Objective >>
Among the entries, which lines carry the string "master"? Copy each of them.

Dataset >>
....

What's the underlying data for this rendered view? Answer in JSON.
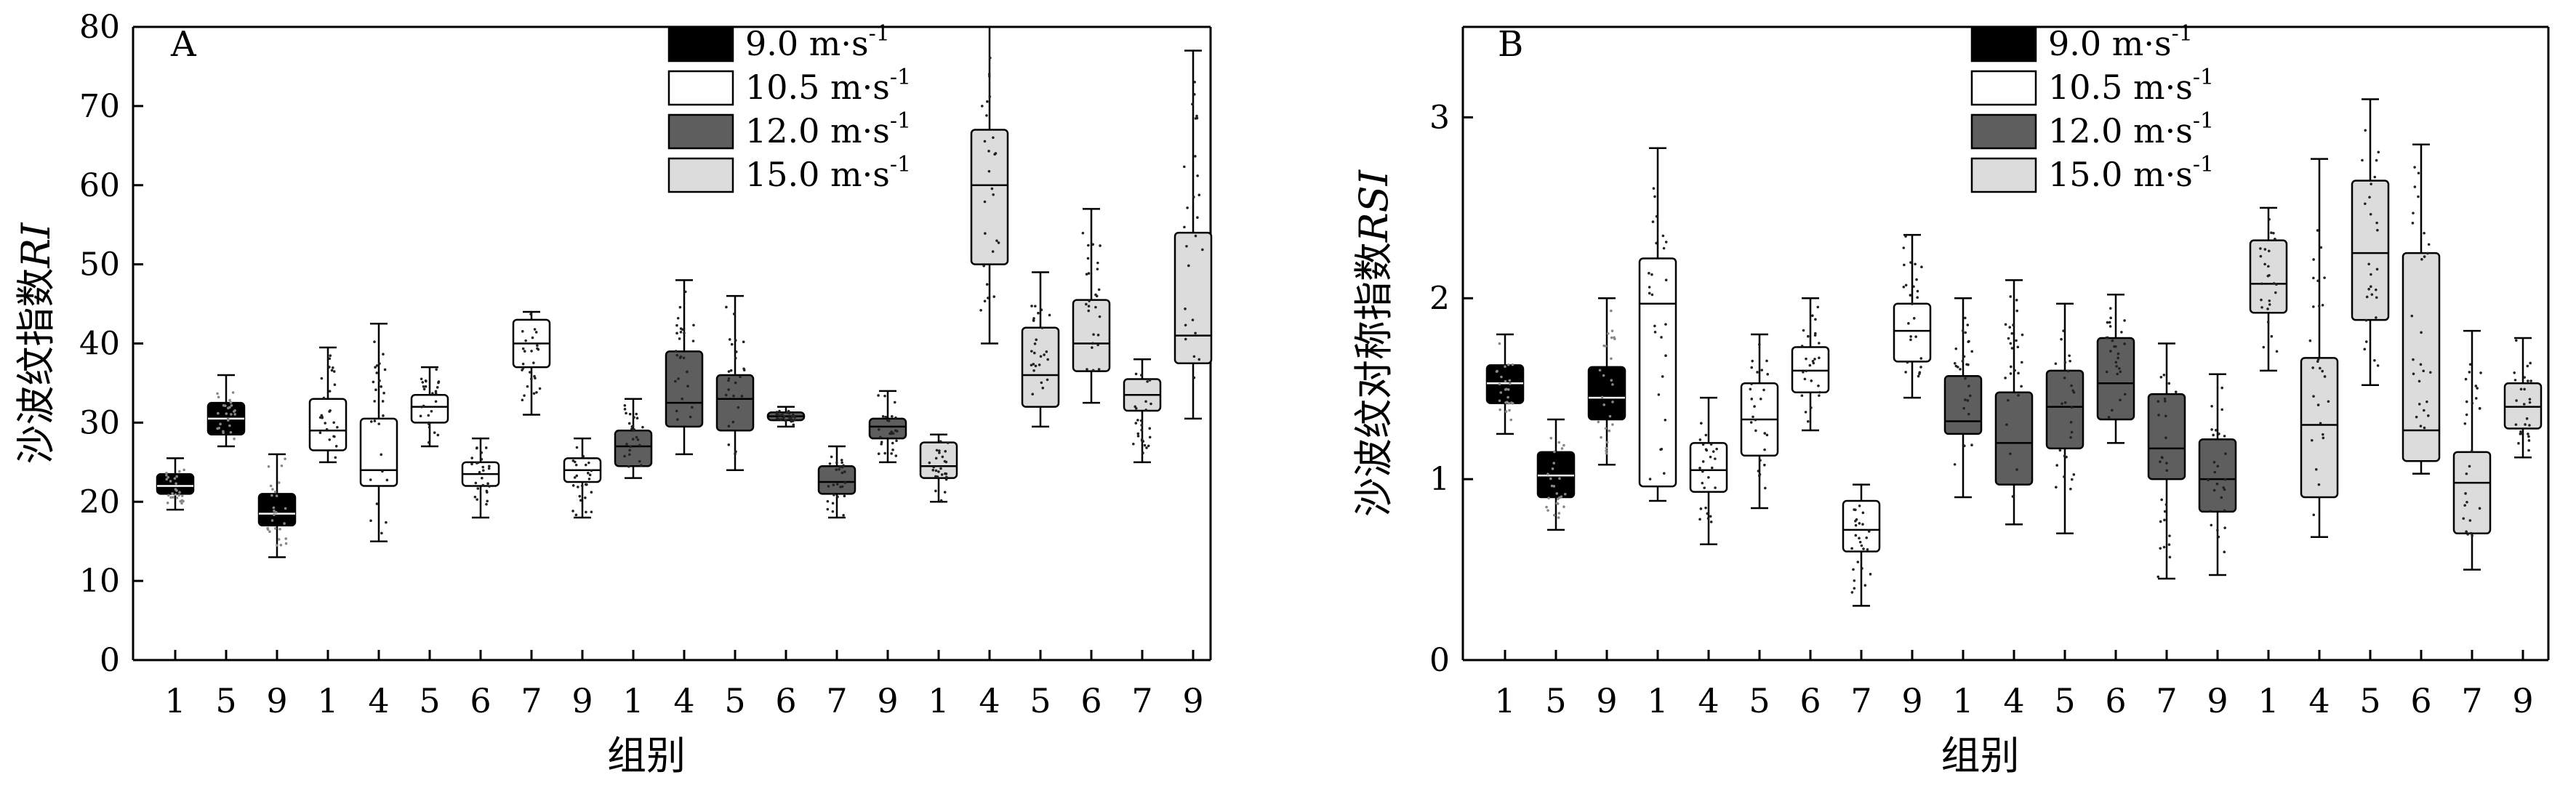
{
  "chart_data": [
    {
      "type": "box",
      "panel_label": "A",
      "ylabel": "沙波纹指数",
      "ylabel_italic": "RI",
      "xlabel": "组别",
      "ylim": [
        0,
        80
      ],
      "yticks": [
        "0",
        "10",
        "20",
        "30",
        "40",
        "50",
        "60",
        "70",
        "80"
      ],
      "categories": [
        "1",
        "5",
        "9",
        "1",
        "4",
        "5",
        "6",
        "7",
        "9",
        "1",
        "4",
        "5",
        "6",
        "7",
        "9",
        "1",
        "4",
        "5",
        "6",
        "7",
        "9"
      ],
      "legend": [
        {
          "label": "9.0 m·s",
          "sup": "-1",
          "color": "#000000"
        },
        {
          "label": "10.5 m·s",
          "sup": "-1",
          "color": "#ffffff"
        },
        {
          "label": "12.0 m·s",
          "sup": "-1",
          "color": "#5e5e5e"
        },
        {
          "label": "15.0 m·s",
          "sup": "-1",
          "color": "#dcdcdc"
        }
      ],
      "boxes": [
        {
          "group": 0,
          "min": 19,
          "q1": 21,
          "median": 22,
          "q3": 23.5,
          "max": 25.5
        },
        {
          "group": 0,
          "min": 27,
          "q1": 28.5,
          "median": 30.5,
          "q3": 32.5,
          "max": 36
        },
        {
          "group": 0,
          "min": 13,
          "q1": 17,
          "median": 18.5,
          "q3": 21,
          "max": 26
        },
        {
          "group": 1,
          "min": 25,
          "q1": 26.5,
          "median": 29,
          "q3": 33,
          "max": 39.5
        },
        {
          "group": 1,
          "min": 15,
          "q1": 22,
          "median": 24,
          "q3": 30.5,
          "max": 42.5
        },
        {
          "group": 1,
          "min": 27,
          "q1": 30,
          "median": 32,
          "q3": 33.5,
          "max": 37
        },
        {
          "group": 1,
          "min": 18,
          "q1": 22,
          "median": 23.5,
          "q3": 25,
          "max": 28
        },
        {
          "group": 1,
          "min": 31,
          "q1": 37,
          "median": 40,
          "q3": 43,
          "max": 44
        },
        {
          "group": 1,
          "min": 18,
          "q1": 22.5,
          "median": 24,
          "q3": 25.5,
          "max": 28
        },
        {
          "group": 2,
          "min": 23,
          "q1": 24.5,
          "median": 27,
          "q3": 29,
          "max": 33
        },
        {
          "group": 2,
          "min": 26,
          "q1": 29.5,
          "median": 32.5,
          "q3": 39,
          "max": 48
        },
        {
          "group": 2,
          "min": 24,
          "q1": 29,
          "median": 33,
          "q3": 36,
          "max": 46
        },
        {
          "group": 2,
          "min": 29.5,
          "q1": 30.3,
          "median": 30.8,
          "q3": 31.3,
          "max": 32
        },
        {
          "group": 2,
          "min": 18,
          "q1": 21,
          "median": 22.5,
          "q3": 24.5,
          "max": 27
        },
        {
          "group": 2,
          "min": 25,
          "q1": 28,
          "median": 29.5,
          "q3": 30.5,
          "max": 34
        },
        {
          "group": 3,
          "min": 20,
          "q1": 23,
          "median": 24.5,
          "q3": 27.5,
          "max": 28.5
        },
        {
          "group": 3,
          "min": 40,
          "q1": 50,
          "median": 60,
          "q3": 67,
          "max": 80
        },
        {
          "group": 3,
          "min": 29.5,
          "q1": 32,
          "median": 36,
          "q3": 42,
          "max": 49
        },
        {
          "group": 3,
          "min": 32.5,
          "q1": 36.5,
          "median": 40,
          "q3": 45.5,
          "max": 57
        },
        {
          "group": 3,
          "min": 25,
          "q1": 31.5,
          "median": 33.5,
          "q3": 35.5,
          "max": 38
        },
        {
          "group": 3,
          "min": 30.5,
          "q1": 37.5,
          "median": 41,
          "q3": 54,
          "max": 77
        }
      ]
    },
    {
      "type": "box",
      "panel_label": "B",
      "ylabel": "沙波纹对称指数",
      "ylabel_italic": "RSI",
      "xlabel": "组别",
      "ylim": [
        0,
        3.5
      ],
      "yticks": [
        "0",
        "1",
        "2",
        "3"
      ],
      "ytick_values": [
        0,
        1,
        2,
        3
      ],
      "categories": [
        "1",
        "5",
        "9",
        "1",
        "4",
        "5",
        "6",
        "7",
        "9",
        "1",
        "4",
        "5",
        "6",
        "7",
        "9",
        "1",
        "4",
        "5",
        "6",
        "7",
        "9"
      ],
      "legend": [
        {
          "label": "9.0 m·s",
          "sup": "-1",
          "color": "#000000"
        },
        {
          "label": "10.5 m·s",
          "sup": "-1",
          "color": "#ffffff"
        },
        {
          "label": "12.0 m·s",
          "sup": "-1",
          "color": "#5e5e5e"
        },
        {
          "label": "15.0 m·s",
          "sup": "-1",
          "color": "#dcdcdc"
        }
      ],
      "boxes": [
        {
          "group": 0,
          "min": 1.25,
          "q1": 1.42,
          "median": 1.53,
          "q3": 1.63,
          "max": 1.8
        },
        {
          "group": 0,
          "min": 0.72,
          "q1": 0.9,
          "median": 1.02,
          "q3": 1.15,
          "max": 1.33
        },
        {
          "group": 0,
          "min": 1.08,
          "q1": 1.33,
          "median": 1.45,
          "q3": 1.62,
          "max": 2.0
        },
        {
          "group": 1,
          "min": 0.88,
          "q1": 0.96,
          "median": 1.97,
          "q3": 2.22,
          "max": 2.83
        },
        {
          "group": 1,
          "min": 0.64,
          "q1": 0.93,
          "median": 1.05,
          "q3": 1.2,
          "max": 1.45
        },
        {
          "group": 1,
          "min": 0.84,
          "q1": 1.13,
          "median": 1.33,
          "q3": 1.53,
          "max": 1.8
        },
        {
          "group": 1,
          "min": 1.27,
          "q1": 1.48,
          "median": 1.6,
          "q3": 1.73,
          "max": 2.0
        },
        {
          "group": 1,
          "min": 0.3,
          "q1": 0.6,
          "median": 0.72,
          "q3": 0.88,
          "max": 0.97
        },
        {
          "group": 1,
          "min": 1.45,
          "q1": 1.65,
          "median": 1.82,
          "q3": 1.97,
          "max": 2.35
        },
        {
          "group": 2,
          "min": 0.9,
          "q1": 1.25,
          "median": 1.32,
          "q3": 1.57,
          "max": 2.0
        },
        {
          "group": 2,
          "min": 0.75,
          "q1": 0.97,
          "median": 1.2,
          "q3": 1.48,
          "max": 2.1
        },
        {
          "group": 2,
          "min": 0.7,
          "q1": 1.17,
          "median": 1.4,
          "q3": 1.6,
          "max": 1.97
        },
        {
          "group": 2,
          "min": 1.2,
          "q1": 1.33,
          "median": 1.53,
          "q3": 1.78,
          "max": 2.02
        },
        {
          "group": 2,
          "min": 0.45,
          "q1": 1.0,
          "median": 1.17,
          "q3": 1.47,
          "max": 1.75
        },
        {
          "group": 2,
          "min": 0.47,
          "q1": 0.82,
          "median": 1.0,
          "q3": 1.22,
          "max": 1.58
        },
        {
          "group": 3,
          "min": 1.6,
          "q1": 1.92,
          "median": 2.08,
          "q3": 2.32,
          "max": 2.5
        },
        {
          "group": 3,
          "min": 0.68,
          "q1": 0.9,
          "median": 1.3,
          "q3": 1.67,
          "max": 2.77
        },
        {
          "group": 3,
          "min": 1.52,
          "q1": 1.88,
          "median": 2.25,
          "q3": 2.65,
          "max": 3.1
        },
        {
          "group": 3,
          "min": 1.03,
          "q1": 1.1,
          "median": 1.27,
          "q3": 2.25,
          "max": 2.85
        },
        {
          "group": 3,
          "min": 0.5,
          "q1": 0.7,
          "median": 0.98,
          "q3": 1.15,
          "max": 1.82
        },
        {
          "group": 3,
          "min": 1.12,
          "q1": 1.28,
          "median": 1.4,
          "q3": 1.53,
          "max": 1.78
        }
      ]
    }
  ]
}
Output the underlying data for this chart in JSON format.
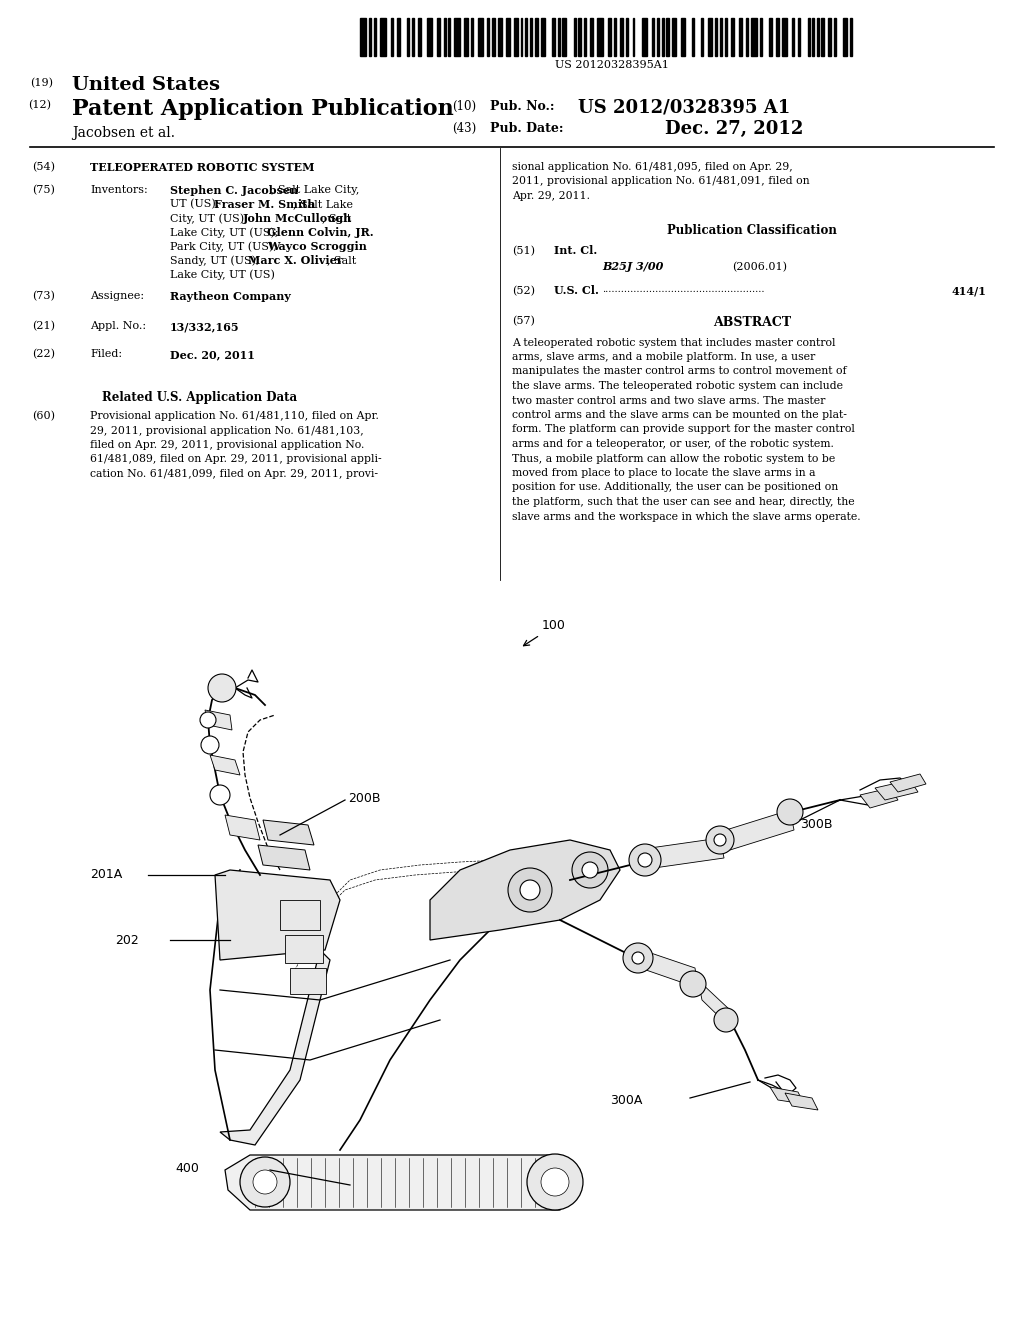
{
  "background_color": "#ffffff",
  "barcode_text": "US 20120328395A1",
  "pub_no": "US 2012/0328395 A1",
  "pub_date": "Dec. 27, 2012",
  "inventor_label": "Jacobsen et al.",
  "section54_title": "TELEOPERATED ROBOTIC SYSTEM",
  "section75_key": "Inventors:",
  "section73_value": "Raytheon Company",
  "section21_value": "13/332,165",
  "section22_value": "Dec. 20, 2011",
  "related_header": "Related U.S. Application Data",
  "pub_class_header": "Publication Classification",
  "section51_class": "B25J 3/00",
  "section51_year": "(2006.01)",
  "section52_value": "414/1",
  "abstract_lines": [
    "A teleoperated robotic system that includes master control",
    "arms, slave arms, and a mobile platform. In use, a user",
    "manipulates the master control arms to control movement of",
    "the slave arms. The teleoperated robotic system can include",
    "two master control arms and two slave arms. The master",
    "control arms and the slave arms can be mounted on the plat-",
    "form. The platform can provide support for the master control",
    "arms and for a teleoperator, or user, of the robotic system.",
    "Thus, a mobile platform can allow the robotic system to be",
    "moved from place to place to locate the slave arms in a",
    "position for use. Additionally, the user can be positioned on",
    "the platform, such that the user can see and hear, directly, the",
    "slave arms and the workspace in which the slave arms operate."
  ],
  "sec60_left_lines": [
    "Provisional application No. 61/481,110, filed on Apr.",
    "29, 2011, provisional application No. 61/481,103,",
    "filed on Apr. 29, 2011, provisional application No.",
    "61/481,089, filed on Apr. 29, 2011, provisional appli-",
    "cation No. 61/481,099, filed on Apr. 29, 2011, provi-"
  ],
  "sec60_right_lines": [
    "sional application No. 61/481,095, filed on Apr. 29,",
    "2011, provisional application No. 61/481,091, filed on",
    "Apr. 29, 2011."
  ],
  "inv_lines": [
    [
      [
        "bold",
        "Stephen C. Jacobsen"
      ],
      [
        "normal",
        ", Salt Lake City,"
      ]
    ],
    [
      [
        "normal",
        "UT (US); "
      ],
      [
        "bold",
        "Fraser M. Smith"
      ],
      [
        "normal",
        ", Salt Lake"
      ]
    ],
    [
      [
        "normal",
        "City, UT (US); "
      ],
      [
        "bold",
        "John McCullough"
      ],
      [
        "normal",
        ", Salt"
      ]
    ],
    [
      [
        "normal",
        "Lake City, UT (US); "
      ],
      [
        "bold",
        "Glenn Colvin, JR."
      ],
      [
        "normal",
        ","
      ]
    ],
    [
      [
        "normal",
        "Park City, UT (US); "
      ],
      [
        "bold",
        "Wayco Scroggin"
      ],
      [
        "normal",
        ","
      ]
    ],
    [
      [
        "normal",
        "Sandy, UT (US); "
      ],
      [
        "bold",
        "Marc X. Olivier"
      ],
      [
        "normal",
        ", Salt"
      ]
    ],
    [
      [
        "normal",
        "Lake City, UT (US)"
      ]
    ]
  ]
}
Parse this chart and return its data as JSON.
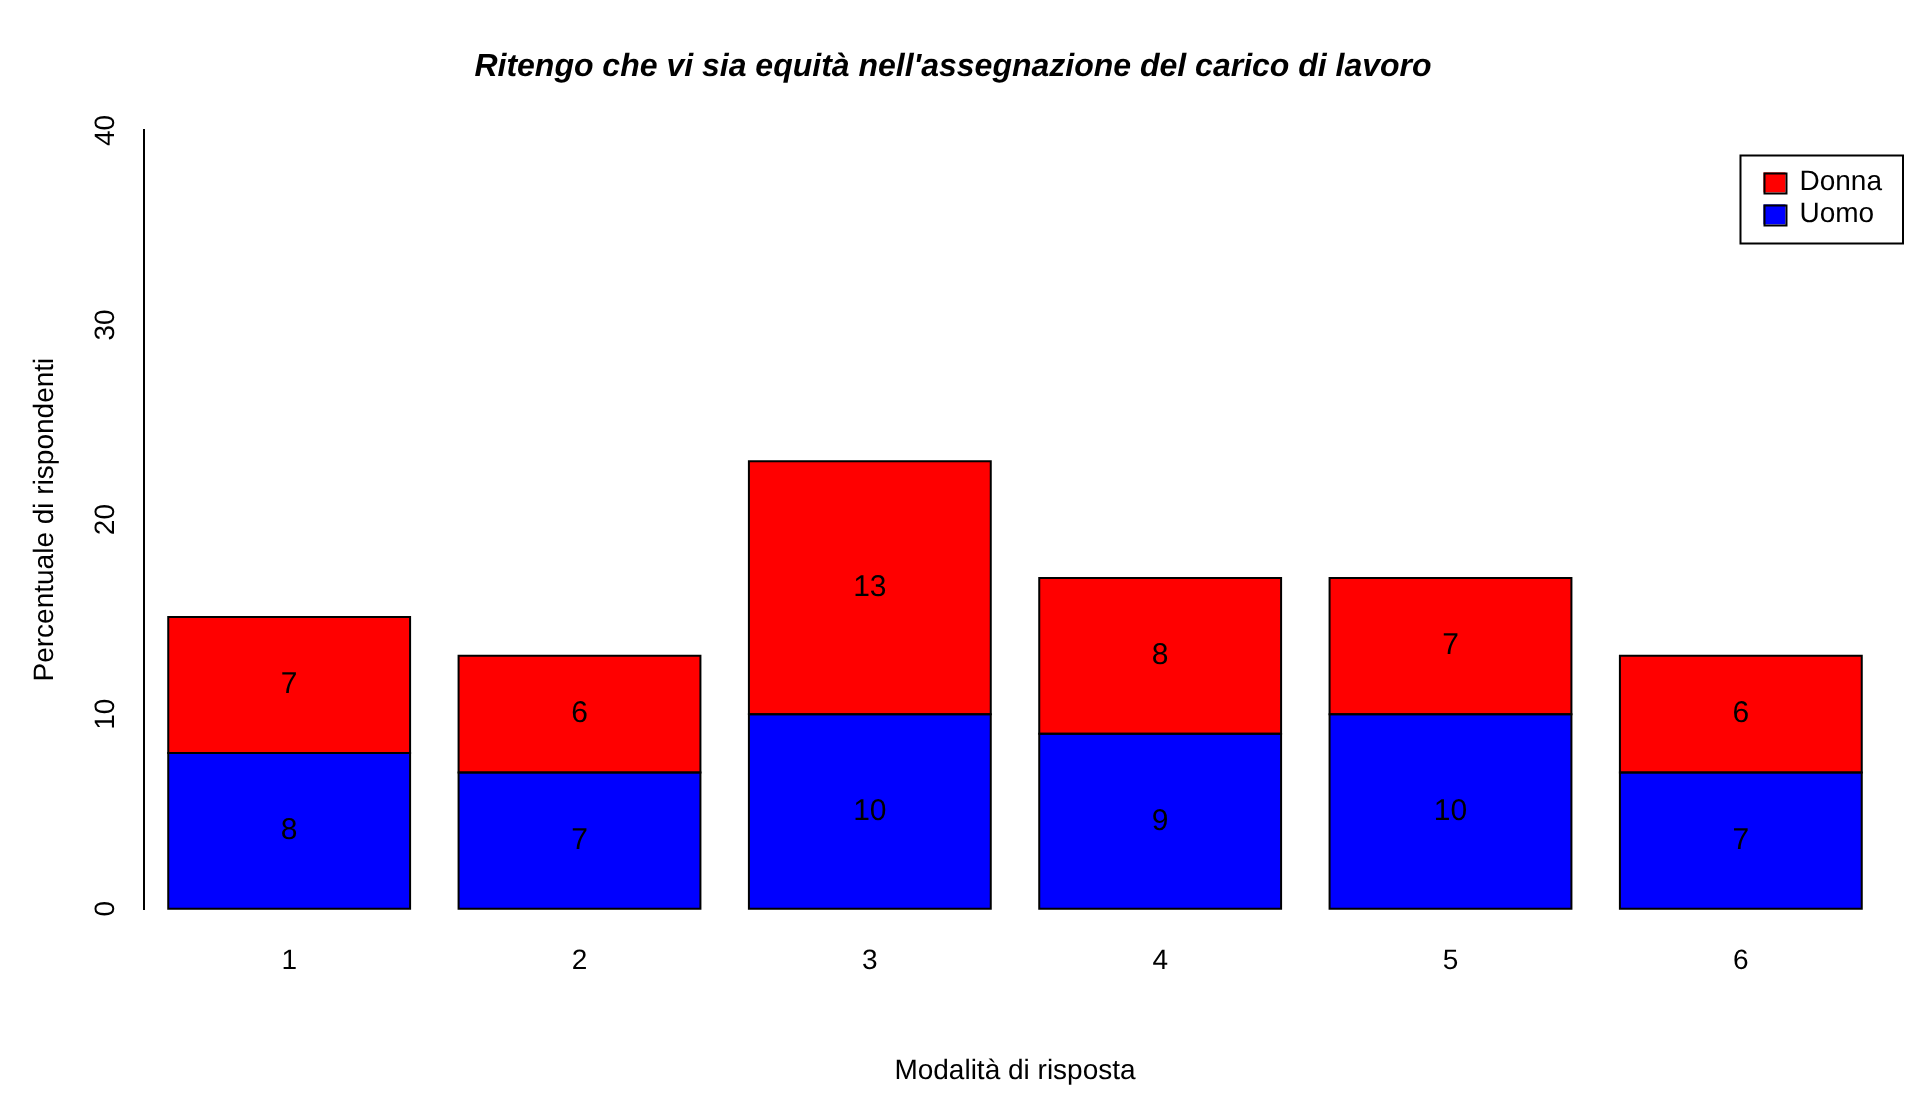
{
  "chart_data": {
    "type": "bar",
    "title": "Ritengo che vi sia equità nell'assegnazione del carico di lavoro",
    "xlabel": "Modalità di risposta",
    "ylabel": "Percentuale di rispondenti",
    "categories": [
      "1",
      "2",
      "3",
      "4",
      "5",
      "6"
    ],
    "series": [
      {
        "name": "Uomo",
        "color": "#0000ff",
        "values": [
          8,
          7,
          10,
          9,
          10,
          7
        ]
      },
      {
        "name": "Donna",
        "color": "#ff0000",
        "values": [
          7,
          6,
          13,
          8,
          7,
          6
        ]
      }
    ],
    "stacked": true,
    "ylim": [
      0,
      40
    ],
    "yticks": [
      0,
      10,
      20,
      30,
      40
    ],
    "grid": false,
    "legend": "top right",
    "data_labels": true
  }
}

....

Exercise result >>
    "A teleoperated robotic system that includes master control",
    "manipulates the master control arms to control movement of",
    "two master control arms and two slave arms. The master",
    "form. The platform can provide support for the master control",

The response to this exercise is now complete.